[Opening PAGE TEXT section]
Do Life Different
Review: The Englisch Daughter
Close

Not a member yet? Register now and get started.

lock and key

Sign in to your account.

Account Login

Forgot your password?

Review: The Englisch Daughter

27 Apr Posted by in Reviews | Comments Off on Review: The Englisch Daughter
Review: The Englisch Daughter

The Englisch Daughter by Cindy Woodsmall and Erin Woodsmall
Reviewed by: Pam Graber
Genre: Christian Fiction
Publisher: WaterBrook
Publication Date: April 2020

With themes of forgiveness and faith, The Englisch Daughter by Cindy Woodsmall and Erin Woodsmall, tests the limits of what can be forgiven within the marriage bond.

Roy and Jemima and their family have already survived the worst that could happen, or so it seems. Nearly killed in a buggy versus truck crash, Roy and oldest daughter, Laura, are still healing. Throw into the mix a troubled pregnancy that puts Jemima on bed rest while her family heals and there is a disconnect. As she returns home, she and Roy are sure they’ve come back stronger than before. Then, Roy begins acting strangely, disappearing overnight, glued to his cell phone, and distant with his wife. When she discovers that the money she has been saving toward her dream of a food truck is gone, Jemima is devastated. What could possibly be so important to Roy that he would throw their future away like that?

Roy is being torn apart, bit by bit. Evidence points to him as the father of a child he has no memory of making, with a woman who is not his wife. He knows he was addicted to some pretty heavy pain pills after the accident, but they never caused him to lose his memory before. For the last year, he has been paying the rent, paying for the hospital costs of the baby’s birth, buying diapers, and supporting the woman and her child. Her demands for money have drained all of his savings accounts, even the one his wife and sister shared for their food truck. Just as he is ready to confess all to Jemima, Tiffany gives him the ultimatum: Pay up, or I’m selling the baby to the highest bidder who wants to adopt her. Can he save the baby, and if he does, will his marriage survive?
[Closing PAGE TEXT section]
▸ **EXERCISES**
A – Answer these questions from the book review:
(i) Which publisher is listed for the novel?
(ii) Which two family members were nearly killed in the buggy versus truck crash?
(iii) What dream was Jemima saving money toward?
B – Reproduce the passage of the book review starting at "With themes of" and ending at "away like that?".
The lines that follow have nothing to do with the book review.
[Opening SOURCE DATA section]
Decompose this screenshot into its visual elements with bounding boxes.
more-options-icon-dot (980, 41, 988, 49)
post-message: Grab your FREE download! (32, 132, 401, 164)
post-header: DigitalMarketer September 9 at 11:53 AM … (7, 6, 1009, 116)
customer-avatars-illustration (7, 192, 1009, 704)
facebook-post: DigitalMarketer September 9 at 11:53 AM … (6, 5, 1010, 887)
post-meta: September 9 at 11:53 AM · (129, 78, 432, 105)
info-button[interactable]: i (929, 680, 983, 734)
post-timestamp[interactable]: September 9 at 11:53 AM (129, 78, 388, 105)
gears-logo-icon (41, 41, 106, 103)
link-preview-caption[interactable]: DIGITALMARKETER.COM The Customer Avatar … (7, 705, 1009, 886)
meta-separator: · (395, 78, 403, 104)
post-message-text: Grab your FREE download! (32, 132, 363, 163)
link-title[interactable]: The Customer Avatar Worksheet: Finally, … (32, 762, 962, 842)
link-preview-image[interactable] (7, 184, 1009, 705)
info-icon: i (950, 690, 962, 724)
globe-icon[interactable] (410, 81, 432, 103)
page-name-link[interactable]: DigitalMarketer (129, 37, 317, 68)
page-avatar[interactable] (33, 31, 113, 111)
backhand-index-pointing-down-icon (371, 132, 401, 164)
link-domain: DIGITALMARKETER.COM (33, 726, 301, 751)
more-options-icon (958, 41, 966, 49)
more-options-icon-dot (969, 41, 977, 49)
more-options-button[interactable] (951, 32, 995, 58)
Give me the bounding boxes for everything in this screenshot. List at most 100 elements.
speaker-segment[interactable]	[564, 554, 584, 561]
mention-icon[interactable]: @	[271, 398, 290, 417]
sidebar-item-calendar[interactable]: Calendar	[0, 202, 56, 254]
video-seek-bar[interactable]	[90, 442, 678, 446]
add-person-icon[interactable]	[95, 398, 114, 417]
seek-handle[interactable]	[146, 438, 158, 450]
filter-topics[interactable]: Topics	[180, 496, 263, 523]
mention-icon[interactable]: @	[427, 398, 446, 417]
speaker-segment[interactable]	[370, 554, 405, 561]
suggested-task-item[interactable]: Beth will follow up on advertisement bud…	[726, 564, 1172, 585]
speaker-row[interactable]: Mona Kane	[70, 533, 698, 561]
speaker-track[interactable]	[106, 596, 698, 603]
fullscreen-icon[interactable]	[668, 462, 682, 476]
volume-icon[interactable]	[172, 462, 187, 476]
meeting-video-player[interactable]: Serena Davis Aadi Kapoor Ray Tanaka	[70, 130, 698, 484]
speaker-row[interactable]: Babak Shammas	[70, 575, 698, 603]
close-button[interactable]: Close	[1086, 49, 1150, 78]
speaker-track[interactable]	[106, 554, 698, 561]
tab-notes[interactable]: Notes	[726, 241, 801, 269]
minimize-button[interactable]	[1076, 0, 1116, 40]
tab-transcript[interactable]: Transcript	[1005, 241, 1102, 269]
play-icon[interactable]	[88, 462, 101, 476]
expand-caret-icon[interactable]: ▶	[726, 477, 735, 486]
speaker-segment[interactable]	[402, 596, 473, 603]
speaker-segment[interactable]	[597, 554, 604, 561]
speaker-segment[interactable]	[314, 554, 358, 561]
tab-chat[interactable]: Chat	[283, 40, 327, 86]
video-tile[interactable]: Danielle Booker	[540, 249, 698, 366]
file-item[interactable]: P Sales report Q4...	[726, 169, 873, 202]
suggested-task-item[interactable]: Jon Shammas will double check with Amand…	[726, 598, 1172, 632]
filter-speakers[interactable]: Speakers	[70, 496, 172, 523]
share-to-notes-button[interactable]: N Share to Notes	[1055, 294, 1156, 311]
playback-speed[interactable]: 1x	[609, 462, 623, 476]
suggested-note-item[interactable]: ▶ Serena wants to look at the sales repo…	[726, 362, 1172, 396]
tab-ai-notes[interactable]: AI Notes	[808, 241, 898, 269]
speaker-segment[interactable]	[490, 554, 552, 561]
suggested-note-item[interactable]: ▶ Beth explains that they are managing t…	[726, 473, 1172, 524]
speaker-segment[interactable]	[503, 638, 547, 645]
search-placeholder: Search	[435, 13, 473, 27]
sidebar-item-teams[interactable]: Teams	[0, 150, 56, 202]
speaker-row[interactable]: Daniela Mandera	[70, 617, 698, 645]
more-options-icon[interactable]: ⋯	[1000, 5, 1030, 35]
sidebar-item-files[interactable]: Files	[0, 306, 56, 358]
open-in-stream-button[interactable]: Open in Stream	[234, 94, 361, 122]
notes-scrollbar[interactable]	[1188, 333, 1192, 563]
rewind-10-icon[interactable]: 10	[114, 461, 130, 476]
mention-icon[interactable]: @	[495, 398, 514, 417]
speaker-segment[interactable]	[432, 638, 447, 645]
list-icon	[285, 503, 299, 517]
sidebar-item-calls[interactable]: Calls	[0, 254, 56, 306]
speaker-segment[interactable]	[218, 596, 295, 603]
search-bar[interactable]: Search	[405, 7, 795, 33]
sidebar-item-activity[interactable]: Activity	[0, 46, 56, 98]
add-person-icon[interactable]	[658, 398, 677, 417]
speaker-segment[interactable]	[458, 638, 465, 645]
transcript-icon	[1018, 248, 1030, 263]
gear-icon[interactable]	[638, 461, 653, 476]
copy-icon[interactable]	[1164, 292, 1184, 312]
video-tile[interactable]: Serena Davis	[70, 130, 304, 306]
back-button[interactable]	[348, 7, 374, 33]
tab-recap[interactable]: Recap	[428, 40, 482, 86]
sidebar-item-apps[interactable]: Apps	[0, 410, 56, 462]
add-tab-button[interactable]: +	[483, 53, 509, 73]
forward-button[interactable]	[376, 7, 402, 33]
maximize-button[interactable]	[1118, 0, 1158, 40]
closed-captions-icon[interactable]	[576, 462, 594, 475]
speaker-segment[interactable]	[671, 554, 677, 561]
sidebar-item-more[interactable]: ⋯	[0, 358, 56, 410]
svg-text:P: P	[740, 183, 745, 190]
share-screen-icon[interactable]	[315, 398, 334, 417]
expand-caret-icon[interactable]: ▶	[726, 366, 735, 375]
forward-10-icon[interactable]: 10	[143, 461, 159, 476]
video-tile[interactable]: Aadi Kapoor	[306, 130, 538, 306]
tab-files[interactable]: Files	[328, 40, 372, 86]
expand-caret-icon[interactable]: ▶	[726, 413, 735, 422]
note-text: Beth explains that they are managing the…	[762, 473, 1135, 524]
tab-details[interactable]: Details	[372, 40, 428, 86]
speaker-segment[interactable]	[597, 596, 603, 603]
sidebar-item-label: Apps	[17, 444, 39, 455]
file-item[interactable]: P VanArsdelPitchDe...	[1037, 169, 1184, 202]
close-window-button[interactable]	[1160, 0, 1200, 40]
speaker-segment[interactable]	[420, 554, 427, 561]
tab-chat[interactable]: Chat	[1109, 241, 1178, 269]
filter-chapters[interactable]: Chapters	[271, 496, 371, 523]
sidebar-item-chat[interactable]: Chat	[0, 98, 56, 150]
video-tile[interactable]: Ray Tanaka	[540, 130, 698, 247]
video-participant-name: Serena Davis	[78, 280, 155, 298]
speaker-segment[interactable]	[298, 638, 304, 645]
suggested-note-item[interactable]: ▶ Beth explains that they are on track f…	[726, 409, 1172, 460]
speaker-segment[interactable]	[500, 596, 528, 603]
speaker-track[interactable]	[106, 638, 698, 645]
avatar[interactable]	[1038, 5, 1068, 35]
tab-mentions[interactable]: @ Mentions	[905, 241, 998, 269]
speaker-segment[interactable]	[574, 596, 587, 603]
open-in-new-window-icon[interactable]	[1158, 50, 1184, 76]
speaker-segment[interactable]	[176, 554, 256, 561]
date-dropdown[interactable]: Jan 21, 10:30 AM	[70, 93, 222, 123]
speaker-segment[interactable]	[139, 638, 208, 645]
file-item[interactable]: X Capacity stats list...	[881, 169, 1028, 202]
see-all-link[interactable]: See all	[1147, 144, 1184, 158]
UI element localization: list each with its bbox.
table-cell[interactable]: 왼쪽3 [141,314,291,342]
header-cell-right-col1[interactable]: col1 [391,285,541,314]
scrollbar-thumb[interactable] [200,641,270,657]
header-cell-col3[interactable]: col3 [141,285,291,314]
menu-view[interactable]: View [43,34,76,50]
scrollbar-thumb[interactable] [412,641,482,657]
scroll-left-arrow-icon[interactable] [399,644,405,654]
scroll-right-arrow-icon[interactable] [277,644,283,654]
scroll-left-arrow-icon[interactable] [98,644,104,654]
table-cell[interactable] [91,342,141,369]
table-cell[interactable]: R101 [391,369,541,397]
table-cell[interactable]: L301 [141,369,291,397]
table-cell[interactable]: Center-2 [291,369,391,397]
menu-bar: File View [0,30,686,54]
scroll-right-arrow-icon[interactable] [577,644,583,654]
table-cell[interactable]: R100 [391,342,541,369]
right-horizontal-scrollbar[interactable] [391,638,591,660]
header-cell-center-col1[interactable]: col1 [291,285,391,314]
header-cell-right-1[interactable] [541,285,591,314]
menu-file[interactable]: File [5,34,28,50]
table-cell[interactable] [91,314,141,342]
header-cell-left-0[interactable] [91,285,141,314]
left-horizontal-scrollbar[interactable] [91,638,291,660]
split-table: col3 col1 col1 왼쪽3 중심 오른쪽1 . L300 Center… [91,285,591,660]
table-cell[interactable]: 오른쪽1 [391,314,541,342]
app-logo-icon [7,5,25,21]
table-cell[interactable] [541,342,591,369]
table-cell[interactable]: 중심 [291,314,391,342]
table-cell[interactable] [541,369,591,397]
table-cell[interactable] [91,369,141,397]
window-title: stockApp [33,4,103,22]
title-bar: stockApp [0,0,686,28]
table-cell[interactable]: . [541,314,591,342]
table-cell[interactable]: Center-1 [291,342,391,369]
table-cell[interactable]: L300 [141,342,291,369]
[Closing SOURCE DATA section]
▸ **ANSWERS TO THE EXERCISES**
A –
(i) WaterBrook
(ii) Roy and his oldest daughter, Laura
(iii) A food truck

B –
With themes of forgiveness and faith, The Englisch Daughter by Cindy Woodsmall and Erin Woodsmall, tests the limits of what can be forgiven within the marriage bond.

Roy and Jemima and their family have already survived the worst that could happen, or so it seems. Nearly killed in a buggy versus truck crash, Roy and oldest daughter, Laura, are still healing. Throw into the mix a troubled pregnancy that puts Jemima on bed rest while her family heals and there is a disconnect. As she returns home, she and Roy are sure they’ve come back stronger than before. Then, Roy begins acting strangely, disappearing overnight, glued to his cell phone, and distant with his wife. When she discovers that the money she has been saving toward her dream of a food truck is gone, Jemima is devastated. What could possibly be so important to Roy that he would throw their future away like that?